Write out every entry precisely as given, leaving the pictures out.

BEGIN DATA FOR THIS EXERCISE

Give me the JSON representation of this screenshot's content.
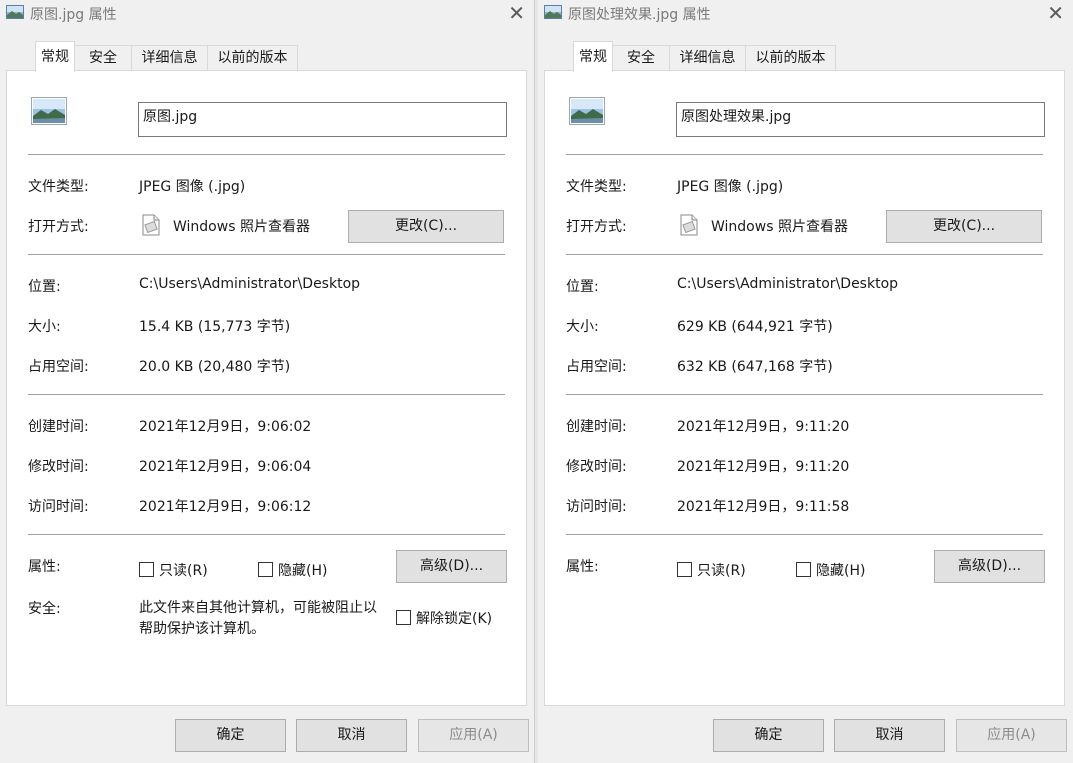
{
  "dialogs": [
    {
      "title": "原图.jpg 属性",
      "tabs": [
        "常规",
        "安全",
        "详细信息",
        "以前的版本"
      ],
      "filename": "原图.jpg",
      "rows": {
        "file_type": {
          "label": "文件类型:",
          "value": "JPEG 图像 (.jpg)"
        },
        "open_with": {
          "label": "打开方式:",
          "value": "Windows 照片查看器"
        },
        "change_button": "更改(C)...",
        "location": {
          "label": "位置:",
          "value": "C:\\Users\\Administrator\\Desktop"
        },
        "size": {
          "label": "大小:",
          "value": "15.4 KB (15,773 字节)"
        },
        "size_on_disk": {
          "label": "占用空间:",
          "value": "20.0 KB (20,480 字节)"
        },
        "created": {
          "label": "创建时间:",
          "value": "2021年12月9日，9:06:02"
        },
        "modified": {
          "label": "修改时间:",
          "value": "2021年12月9日，9:06:04"
        },
        "accessed": {
          "label": "访问时间:",
          "value": "2021年12月9日，9:06:12"
        },
        "attributes_label": "属性:",
        "readonly": "只读(R)",
        "hidden": "隐藏(H)",
        "advanced_button": "高级(D)...",
        "security_label": "安全:",
        "security_text": "此文件来自其他计算机，可能被阻止以帮助保护该计算机。",
        "unblock": "解除锁定(K)"
      },
      "buttons": {
        "ok": "确定",
        "cancel": "取消",
        "apply": "应用(A)"
      }
    },
    {
      "title": "原图处理效果.jpg 属性",
      "tabs": [
        "常规",
        "安全",
        "详细信息",
        "以前的版本"
      ],
      "filename": "原图处理效果.jpg",
      "rows": {
        "file_type": {
          "label": "文件类型:",
          "value": "JPEG 图像 (.jpg)"
        },
        "open_with": {
          "label": "打开方式:",
          "value": "Windows 照片查看器"
        },
        "change_button": "更改(C)...",
        "location": {
          "label": "位置:",
          "value": "C:\\Users\\Administrator\\Desktop"
        },
        "size": {
          "label": "大小:",
          "value": "629 KB (644,921 字节)"
        },
        "size_on_disk": {
          "label": "占用空间:",
          "value": "632 KB (647,168 字节)"
        },
        "created": {
          "label": "创建时间:",
          "value": "2021年12月9日，9:11:20"
        },
        "modified": {
          "label": "修改时间:",
          "value": "2021年12月9日，9:11:20"
        },
        "accessed": {
          "label": "访问时间:",
          "value": "2021年12月9日，9:11:58"
        },
        "attributes_label": "属性:",
        "readonly": "只读(R)",
        "hidden": "隐藏(H)",
        "advanced_button": "高级(D)..."
      },
      "buttons": {
        "ok": "确定",
        "cancel": "取消",
        "apply": "应用(A)"
      }
    }
  ],
  "icons": {
    "title_icon": "image-file-icon",
    "file_icon": "image-thumbnail-icon",
    "app_icon": "photo-viewer-icon",
    "close_icon": "close-icon"
  }
}
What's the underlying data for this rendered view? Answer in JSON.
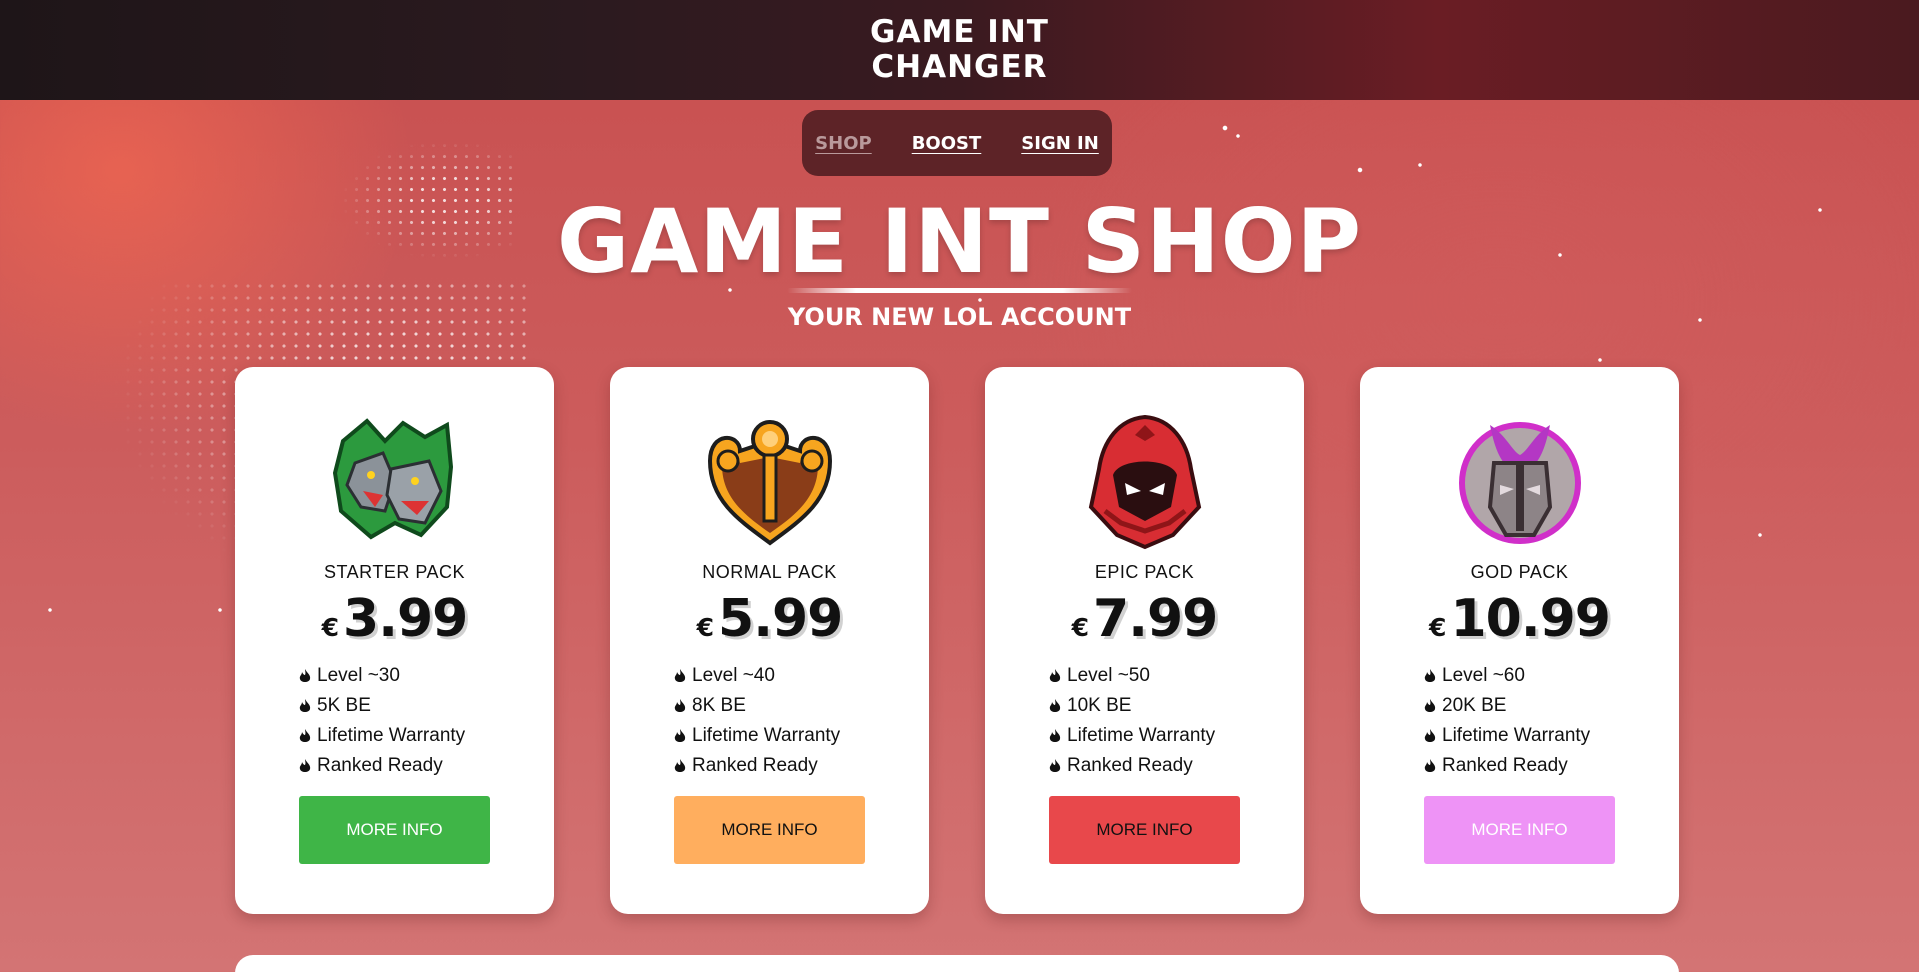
{
  "header": {
    "logo_line1": "GAME INT",
    "logo_line2": "CHANGER"
  },
  "nav": {
    "items": [
      {
        "label": "SHOP",
        "active": true
      },
      {
        "label": "BOOST",
        "active": false
      },
      {
        "label": "SIGN IN",
        "active": false
      }
    ]
  },
  "hero": {
    "title": "GAME INT SHOP",
    "subtitle": "YOUR NEW LOL ACCOUNT"
  },
  "cards": [
    {
      "name": "STARTER PACK",
      "currency": "€",
      "price": "3.99",
      "icon": "wolf-emblem-icon",
      "features": [
        "Level ~30",
        "5K BE",
        "Lifetime Warranty",
        "Ranked Ready"
      ],
      "button": "MORE INFO",
      "button_color": "#3fb547",
      "button_text_color": "#ffffff"
    },
    {
      "name": "NORMAL PACK",
      "currency": "€",
      "price": "5.99",
      "icon": "trophy-emblem-icon",
      "features": [
        "Level ~40",
        "8K BE",
        "Lifetime Warranty",
        "Ranked Ready"
      ],
      "button": "MORE INFO",
      "button_color": "#ffae5e",
      "button_text_color": "#111111"
    },
    {
      "name": "EPIC PACK",
      "currency": "€",
      "price": "7.99",
      "icon": "hooded-mask-emblem-icon",
      "features": [
        "Level ~50",
        "10K BE",
        "Lifetime Warranty",
        "Ranked Ready"
      ],
      "button": "MORE INFO",
      "button_color": "#e8484b",
      "button_text_color": "#111111"
    },
    {
      "name": "GOD PACK",
      "currency": "€",
      "price": "10.99",
      "icon": "knight-helmet-emblem-icon",
      "features": [
        "Level ~60",
        "20K BE",
        "Lifetime Warranty",
        "Ranked Ready"
      ],
      "button": "MORE INFO",
      "button_color": "#ee93f6",
      "button_text_color": "#ffffff"
    }
  ]
}
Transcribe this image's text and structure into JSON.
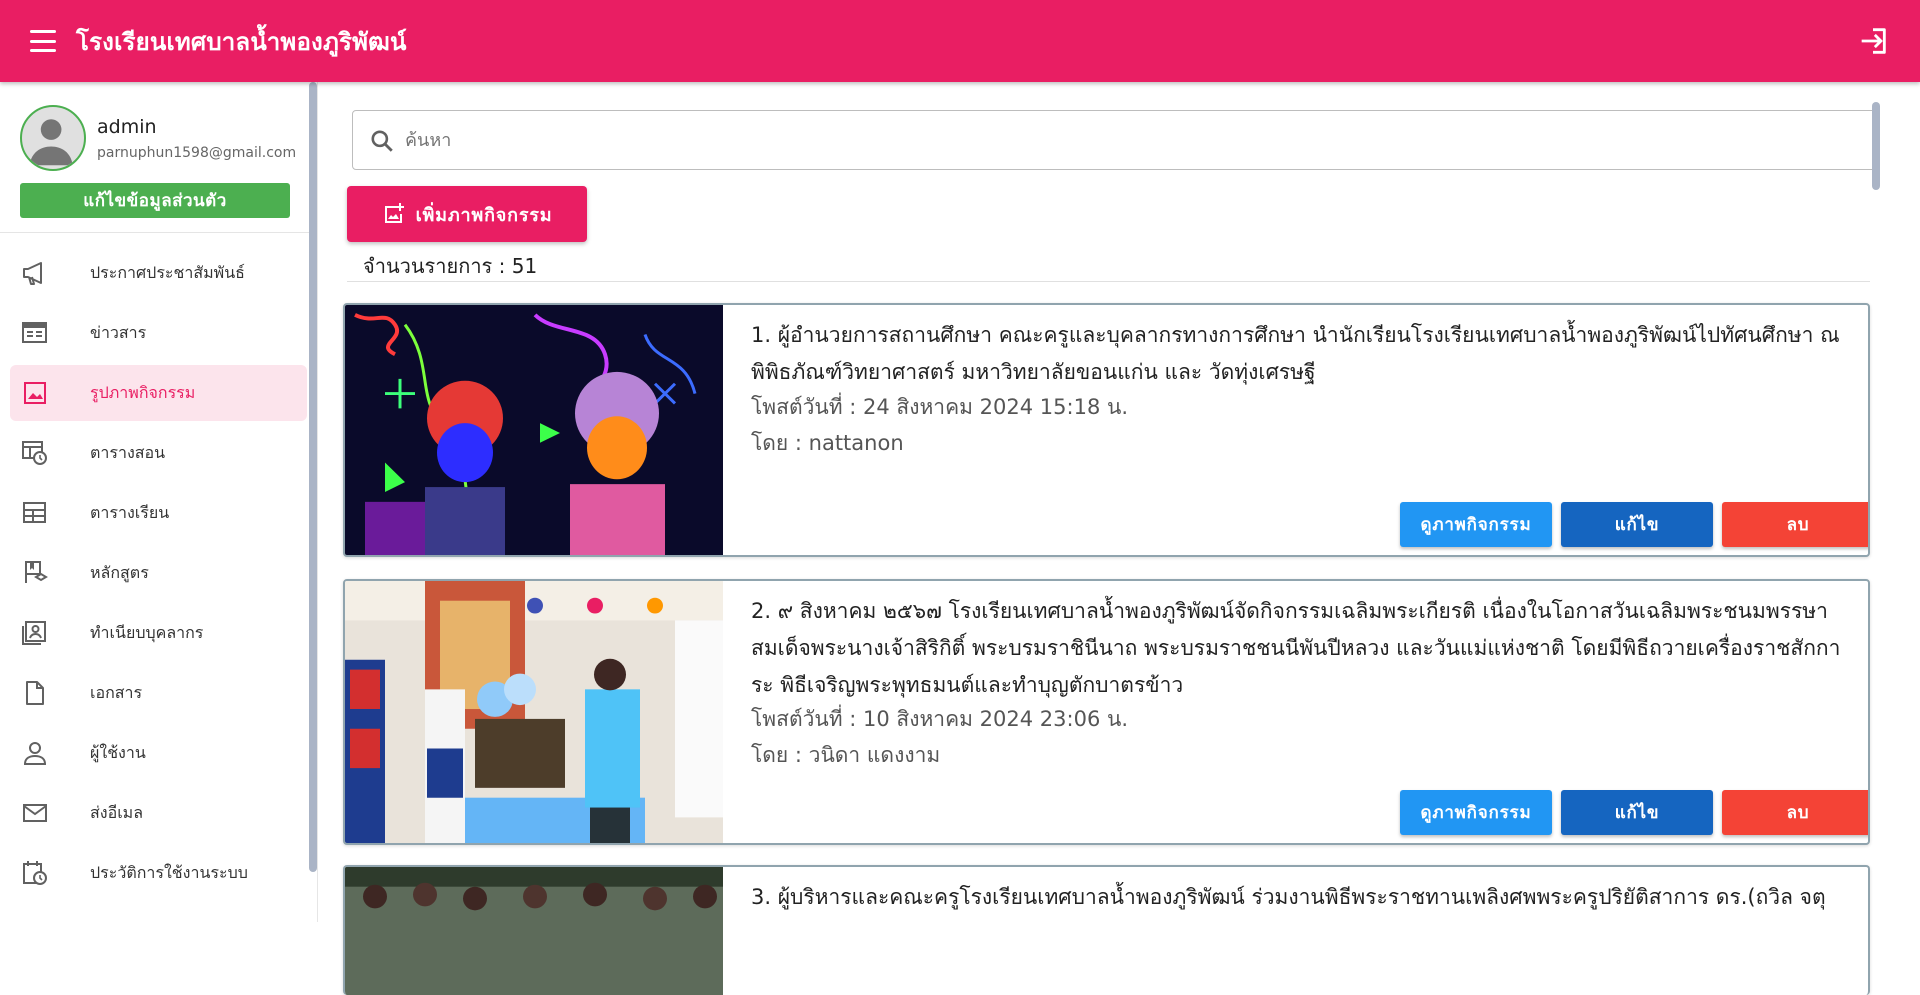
{
  "app": {
    "title": "โรงเรียนเทศบาลน้ำพองภูริพัฒน์"
  },
  "user": {
    "name": "admin",
    "email": "parnuphun1598@gmail.com",
    "edit_label": "แก้ไขข้อมูลส่วนตัว"
  },
  "sidebar": {
    "items": [
      {
        "label": "ประกาศประชาสัมพันธ์",
        "icon": "megaphone-icon"
      },
      {
        "label": "ข่าวสาร",
        "icon": "newspaper-icon"
      },
      {
        "label": "รูปภาพกิจกรรม",
        "icon": "image-icon",
        "active": true
      },
      {
        "label": "ตารางสอน",
        "icon": "calendar-clock-icon"
      },
      {
        "label": "ตารางเรียน",
        "icon": "table-icon"
      },
      {
        "label": "หลักสูตร",
        "icon": "book-icon"
      },
      {
        "label": "ทำเนียบบุคลากร",
        "icon": "contact-card-icon"
      },
      {
        "label": "เอกสาร",
        "icon": "document-icon"
      },
      {
        "label": "ผู้ใช้งาน",
        "icon": "person-icon"
      },
      {
        "label": "ส่งอีเมล",
        "icon": "mail-icon"
      },
      {
        "label": "ประวัติการใช้งานระบบ",
        "icon": "history-icon"
      }
    ]
  },
  "search": {
    "placeholder": "ค้นหา",
    "value": ""
  },
  "toolbar": {
    "add_label": "เพิ่มภาพกิจกรรม",
    "count_label": "จำนวนรายการ : 51"
  },
  "cards": [
    {
      "title": "1. ผู้อำนวยการสถานศึกษา คณะครูและบุคลากรทางการศึกษา นำนักเรียนโรงเรียนเทศบาลน้ำพองภูริพัฒน์ไปทัศนศึกษา ณ พิพิธภัณฑ์วิทยาศาสตร์ มหาวิทยาลัยขอนแก่น และ วัดทุ่งเศรษฐี",
      "posted": "โพสต์วันที่ : 24 สิงหาคม 2024 15:18 น.",
      "author": "โดย : nattanon"
    },
    {
      "title": "2. ๙ สิงหาคม ๒๕๖๗ โรงเรียนเทศบาลน้ำพองภูริพัฒน์จัดกิจกรรมเฉลิมพระเกียรติ เนื่องในโอกาสวันเฉลิมพระชนมพรรษา สมเด็จพระนางเจ้าสิริกิติ์ พระบรมราชินีนาถ พระบรมราชชนนีพันปีหลวง และวันแม่แห่งชาติ โดยมีพิธีถวายเครื่องราชสักการะ พิธีเจริญพระพุทธมนต์และทำบุญตักบาตรข้าว",
      "posted": "โพสต์วันที่ : 10 สิงหาคม 2024 23:06 น.",
      "author": "โดย : วนิดา แดงงาม"
    },
    {
      "title": "3. ผู้บริหารและคณะครูโรงเรียนเทศบาลน้ำพองภูริพัฒน์ ร่วมงานพิธีพระราชทานเพลิงศพพระครูปริยัติสาการ ดร.(ถวิล จตุ"
    }
  ],
  "card_buttons": {
    "view": "ดูภาพกิจกรรม",
    "edit": "แก้ไข",
    "delete": "ลบ"
  }
}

END DATA FOR THIS EXERCISE

THE SOLUTION:
Give me the JSON representation of this screenshot's content.
{
  "dialogs": [
    {
      "title": "原图.jpg 属性",
      "tabs": [
        "常规",
        "安全",
        "详细信息",
        "以前的版本"
      ],
      "filename": "原图.jpg",
      "rows": {
        "file_type": {
          "label": "文件类型:",
          "value": "JPEG 图像 (.jpg)"
        },
        "open_with": {
          "label": "打开方式:",
          "value": "Windows 照片查看器"
        },
        "change_button": "更改(C)...",
        "location": {
          "label": "位置:",
          "value": "C:\\Users\\Administrator\\Desktop"
        },
        "size": {
          "label": "大小:",
          "value": "15.4 KB (15,773 字节)"
        },
        "size_on_disk": {
          "label": "占用空间:",
          "value": "20.0 KB (20,480 字节)"
        },
        "created": {
          "label": "创建时间:",
          "value": "2021年12月9日，9:06:02"
        },
        "modified": {
          "label": "修改时间:",
          "value": "2021年12月9日，9:06:04"
        },
        "accessed": {
          "label": "访问时间:",
          "value": "2021年12月9日，9:06:12"
        },
        "attributes_label": "属性:",
        "readonly": "只读(R)",
        "hidden": "隐藏(H)",
        "advanced_button": "高级(D)...",
        "security_label": "安全:",
        "security_text": "此文件来自其他计算机，可能被阻止以帮助保护该计算机。",
        "unblock": "解除锁定(K)"
      },
      "buttons": {
        "ok": "确定",
        "cancel": "取消",
        "apply": "应用(A)"
      }
    },
    {
      "title": "原图处理效果.jpg 属性",
      "tabs": [
        "常规",
        "安全",
        "详细信息",
        "以前的版本"
      ],
      "filename": "原图处理效果.jpg",
      "rows": {
        "file_type": {
          "label": "文件类型:",
          "value": "JPEG 图像 (.jpg)"
        },
        "open_with": {
          "label": "打开方式:",
          "value": "Windows 照片查看器"
        },
        "change_button": "更改(C)...",
        "location": {
          "label": "位置:",
          "value": "C:\\Users\\Administrator\\Desktop"
        },
        "size": {
          "label": "大小:",
          "value": "629 KB (644,921 字节)"
        },
        "size_on_disk": {
          "label": "占用空间:",
          "value": "632 KB (647,168 字节)"
        },
        "created": {
          "label": "创建时间:",
          "value": "2021年12月9日，9:11:20"
        },
        "modified": {
          "label": "修改时间:",
          "value": "2021年12月9日，9:11:20"
        },
        "accessed": {
          "label": "访问时间:",
          "value": "2021年12月9日，9:11:58"
        },
        "attributes_label": "属性:",
        "readonly": "只读(R)",
        "hidden": "隐藏(H)",
        "advanced_button": "高级(D)..."
      },
      "buttons": {
        "ok": "确定",
        "cancel": "取消",
        "apply": "应用(A)"
      }
    }
  ],
  "icons": {
    "title_icon": "image-file-icon",
    "file_icon": "image-thumbnail-icon",
    "app_icon": "photo-viewer-icon",
    "close_icon": "close-icon"
  }
}
What's the underlying data for this rendered view? Answer in JSON.
{
  "header": {
    "logo_line1": "GAME INT",
    "logo_line2": "CHANGER"
  },
  "nav": {
    "items": [
      {
        "label": "SHOP",
        "active": true
      },
      {
        "label": "BOOST",
        "active": false
      },
      {
        "label": "SIGN IN",
        "active": false
      }
    ]
  },
  "hero": {
    "title": "GAME INT SHOP",
    "subtitle": "YOUR NEW LOL ACCOUNT"
  },
  "cards": [
    {
      "name": "STARTER PACK",
      "currency": "€",
      "price": "3.99",
      "icon": "wolf-emblem-icon",
      "features": [
        "Level ~30",
        "5K BE",
        "Lifetime Warranty",
        "Ranked Ready"
      ],
      "button": "MORE INFO",
      "button_color": "#3fb547",
      "button_text_color": "#ffffff"
    },
    {
      "name": "NORMAL PACK",
      "currency": "€",
      "price": "5.99",
      "icon": "trophy-emblem-icon",
      "features": [
        "Level ~40",
        "8K BE",
        "Lifetime Warranty",
        "Ranked Ready"
      ],
      "button": "MORE INFO",
      "button_color": "#ffae5e",
      "button_text_color": "#111111"
    },
    {
      "name": "EPIC PACK",
      "currency": "€",
      "price": "7.99",
      "icon": "hooded-mask-emblem-icon",
      "features": [
        "Level ~50",
        "10K BE",
        "Lifetime Warranty",
        "Ranked Ready"
      ],
      "button": "MORE INFO",
      "button_color": "#e8484b",
      "button_text_color": "#111111"
    },
    {
      "name": "GOD PACK",
      "currency": "€",
      "price": "10.99",
      "icon": "knight-helmet-emblem-icon",
      "features": [
        "Level ~60",
        "20K BE",
        "Lifetime Warranty",
        "Ranked Ready"
      ],
      "button": "MORE INFO",
      "button_color": "#ee93f6",
      "button_text_color": "#ffffff"
    }
  ]
}
Transcribe this image's text and structure into JSON.
{
  "app": {
    "title": "โรงเรียนเทศบาลน้ำพองภูริพัฒน์"
  },
  "user": {
    "name": "admin",
    "email": "parnuphun1598@gmail.com",
    "edit_label": "แก้ไขข้อมูลส่วนตัว"
  },
  "sidebar": {
    "items": [
      {
        "label": "ประกาศประชาสัมพันธ์",
        "icon": "megaphone-icon"
      },
      {
        "label": "ข่าวสาร",
        "icon": "newspaper-icon"
      },
      {
        "label": "รูปภาพกิจกรรม",
        "icon": "image-icon",
        "active": true
      },
      {
        "label": "ตารางสอน",
        "icon": "calendar-clock-icon"
      },
      {
        "label": "ตารางเรียน",
        "icon": "table-icon"
      },
      {
        "label": "หลักสูตร",
        "icon": "book-icon"
      },
      {
        "label": "ทำเนียบบุคลากร",
        "icon": "contact-card-icon"
      },
      {
        "label": "เอกสาร",
        "icon": "document-icon"
      },
      {
        "label": "ผู้ใช้งาน",
        "icon": "person-icon"
      },
      {
        "label": "ส่งอีเมล",
        "icon": "mail-icon"
      },
      {
        "label": "ประวัติการใช้งานระบบ",
        "icon": "history-icon"
      }
    ]
  },
  "search": {
    "placeholder": "ค้นหา",
    "value": ""
  },
  "toolbar": {
    "add_label": "เพิ่มภาพกิจกรรม",
    "count_label": "จำนวนรายการ : 51"
  },
  "cards": [
    {
      "title": "1. ผู้อำนวยการสถานศึกษา คณะครูและบุคลากรทางการศึกษา นำนักเรียนโรงเรียนเทศบาลน้ำพองภูริพัฒน์ไปทัศนศึกษา ณ พิพิธภัณฑ์วิทยาศาสตร์ มหาวิทยาลัยขอนแก่น และ วัดทุ่งเศรษฐี",
      "posted": "โพสต์วันที่ : 24 สิงหาคม 2024 15:18 น.",
      "author": "โดย : nattanon"
    },
    {
      "title": "2. ๙ สิงหาคม ๒๕๖๗ โรงเรียนเทศบาลน้ำพองภูริพัฒน์จัดกิจกรรมเฉลิมพระเกียรติ เนื่องในโอกาสวันเฉลิมพระชนมพรรษา สมเด็จพระนางเจ้าสิริกิติ์ พระบรมราชินีนาถ พระบรมราชชนนีพันปีหลวง และวันแม่แห่งชาติ โดยมีพิธีถวายเครื่องราชสักการะ พิธีเจริญพระพุทธมนต์และทำบุญตักบาตรข้าว",
      "posted": "โพสต์วันที่ : 10 สิงหาคม 2024 23:06 น.",
      "author": "โดย : วนิดา แดงงาม"
    },
    {
      "title": "3. ผู้บริหารและคณะครูโรงเรียนเทศบาลน้ำพองภูริพัฒน์ ร่วมงานพิธีพระราชทานเพลิงศพพระครูปริยัติสาการ ดร.(ถวิล จตุ"
    }
  ],
  "card_buttons": {
    "view": "ดูภาพกิจกรรม",
    "edit": "แก้ไข",
    "delete": "ลบ"
  }
}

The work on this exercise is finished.